MicroTVM for custom DSP

andrew_sto · July 15, 2021, 7:34pm

I’m trying to use TVM to produce inference code for a custom DSP chip. This chip is a multi-core architecture with memory hierarchy. It has a C++ compiler and supports OpenOCD. For now I’m writing new computes/schedules for conv2d, taking into account memory DMA to temporary SRAM buffers but also assembly intrinsics for SIMD. I’ll write the tvm Compiler and Flasher at some point later, I’m focusing on generating compatible C code for now. I overrode the relay conv2D nchw compute and I’m currently writing the schedule.

For DMA I’m planning on using the approach detailed in the VTA tutorial: adding “copy” compute ops, computed in one of the inner loops, and then having them pattern matched to DMA call itrinsics.

For multi-core computation I do not currently have an idea how to proceed.

Is the above approach the correct way to do DMA? How would one proceed to overlap DMA transfers with compute code ?

[Problems and tasks]
• A. Reproduce the MicroTVM forum post from "andrew_sto · July" to "writing the schedule.", changing "OpenOCD" to "JTAG".
• B. Write what comes next in the MicroTVM forum post, picking up after its last sentence.

[Recorded data]
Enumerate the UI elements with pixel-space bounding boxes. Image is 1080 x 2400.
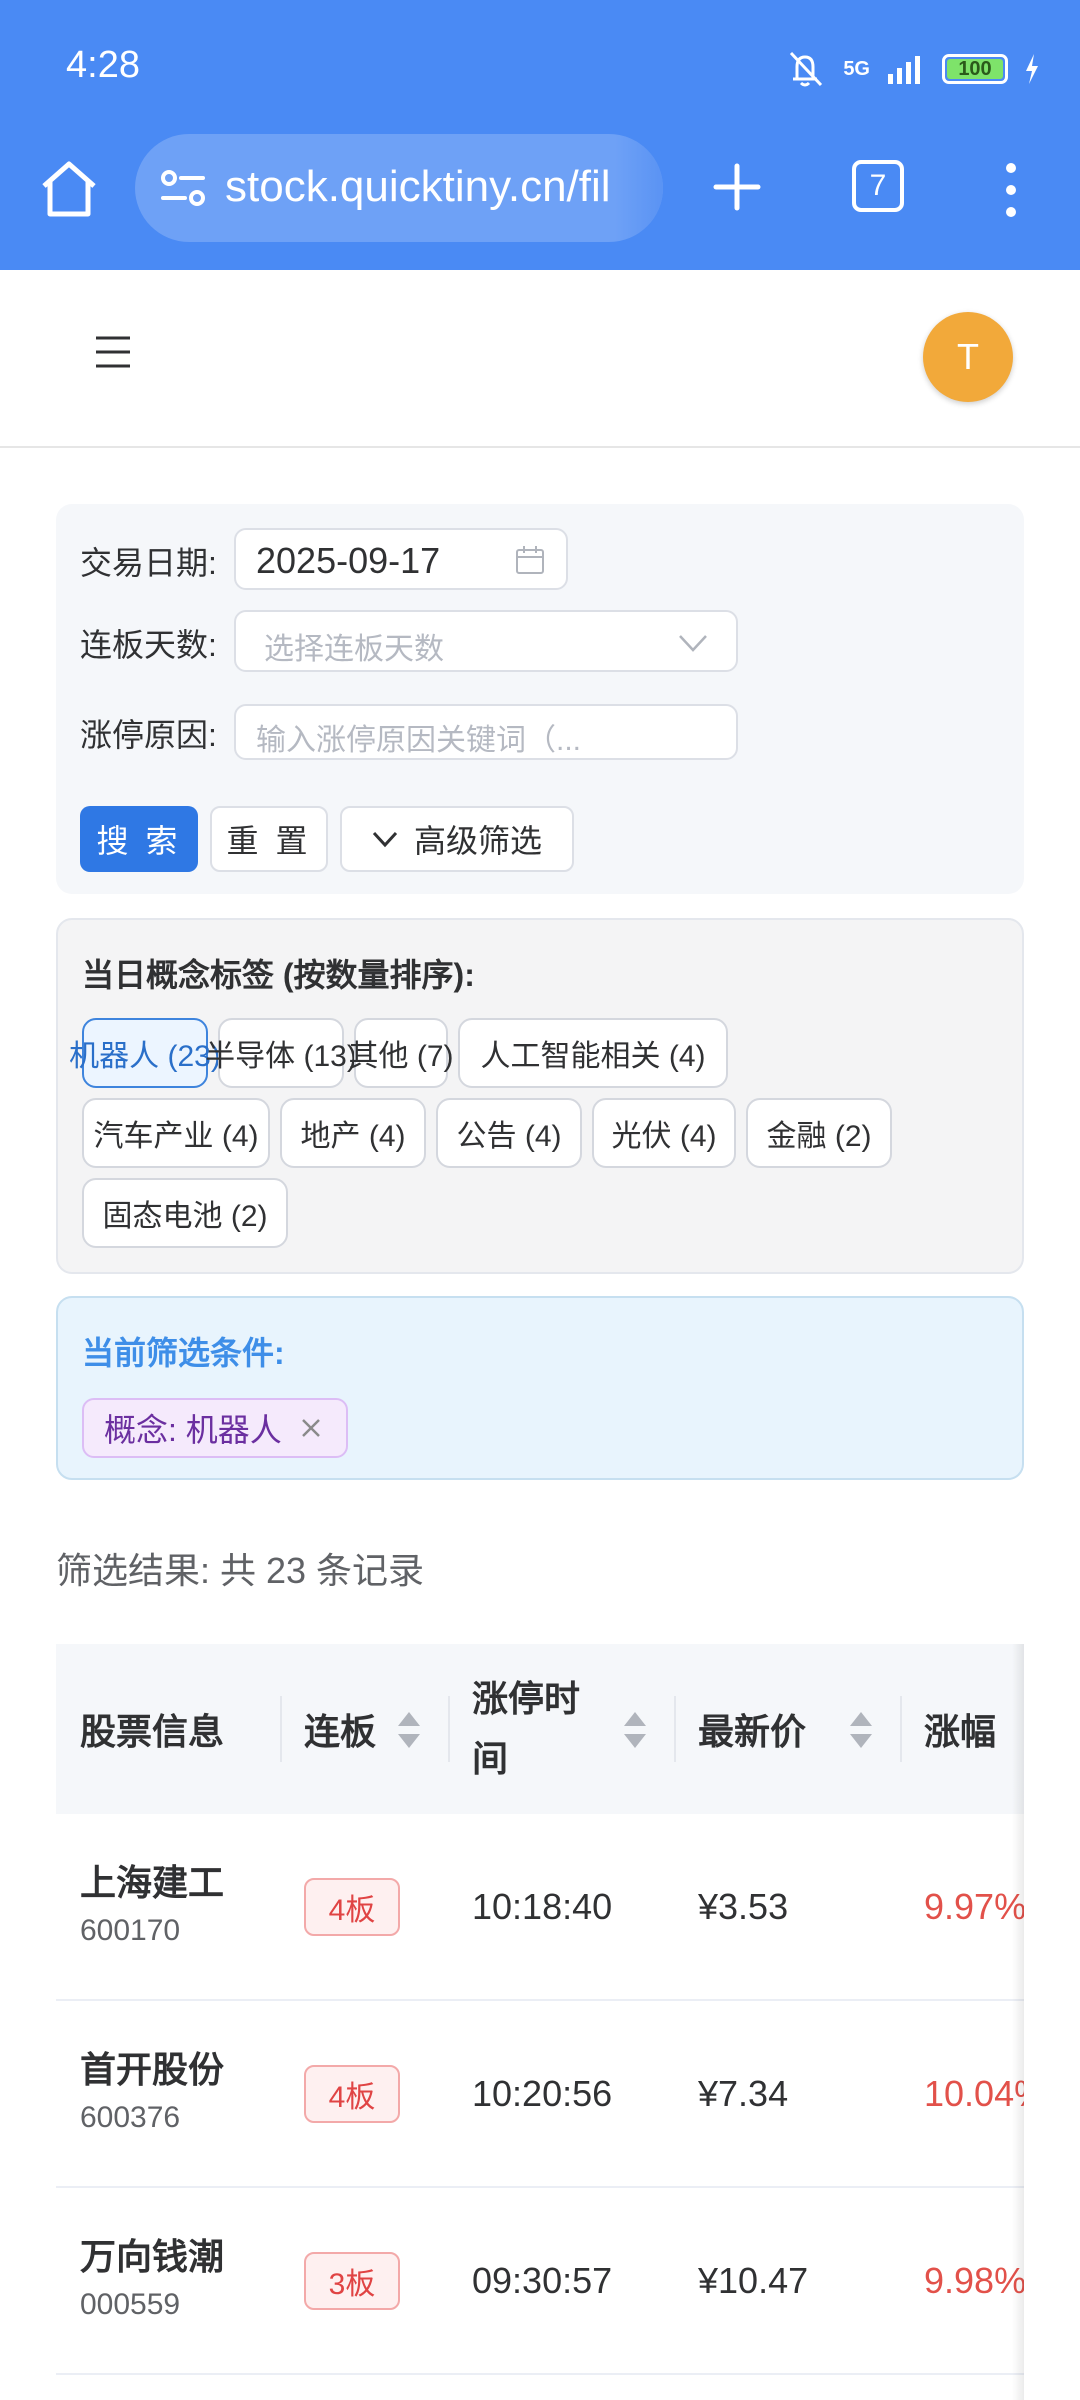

[Task-by-task outputs]
• A.
andrew_sto · July 15, 2021, 7:34pm

I’m trying to use TVM to produce inference code for a custom DSP chip. This chip is a multi-core architecture with memory hierarchy. It has a C++ compiler and supports JTAG. For now I’m writing new computes/schedules for conv2d, taking into account memory DMA to temporary SRAM buffers but also assembly intrinsics for SIMD. I’ll write the tvm Compiler and Flasher at some point later, I’m focusing on generating compatible C code for now. I overrode the relay conv2D nchw compute and I’m currently writing the schedule.

• B.
Any ideas how to do multi-core with IPC ? Currently calling .parallel on an axis in the schedule only moves around the allocation of a temporary buffer but does not even produce openmp or pthread calls. I was thinking I could just produce C code for one core and when I’m finally happy with it I can parallelize by hand.
How would you go through the produced schedule to check total memory size per layer? I especially need the memory footprint of SRAM buffers since I’m quite limited for that memory.

I am aware of the MicroTVM M2 RFC, but I don’t understand if any progress has been made on it.

Thanks, Andrei

areusch · November 8, 2021, 1:43am

@andrew_sto Apologies for missing this post.

First you might take a look at the Project API as this has now landed and obsoleted Compiler/Flasher.

Your approach should work, but I don’t think we want to ultimately take the dma_copy pragma approach in main for the c backend. We currently don’t model DMA in the TVM C runtime. In the C++ runtime, we can leverage it in a limited capacity via Device API. We do have a concept, storage_scope, which can be used in a limited fashion to model different memory scopes. In [RFC] Unified Static Memory Planning, @manupa-arm is implementing modeling of memories and this modeling will use the same identification method as storage_scope. Following this change, it should be possible then to describe memory-to-memory transfers and DMA properly with the C Device API.

The [pre-RFC] C Device API is the best way to do this once it lands. We don’t currently have good support for this, but you might be able to do something by leveraging .parallel() and implementing your own launch hook using tir.call_extern. It would be a bit of a hack.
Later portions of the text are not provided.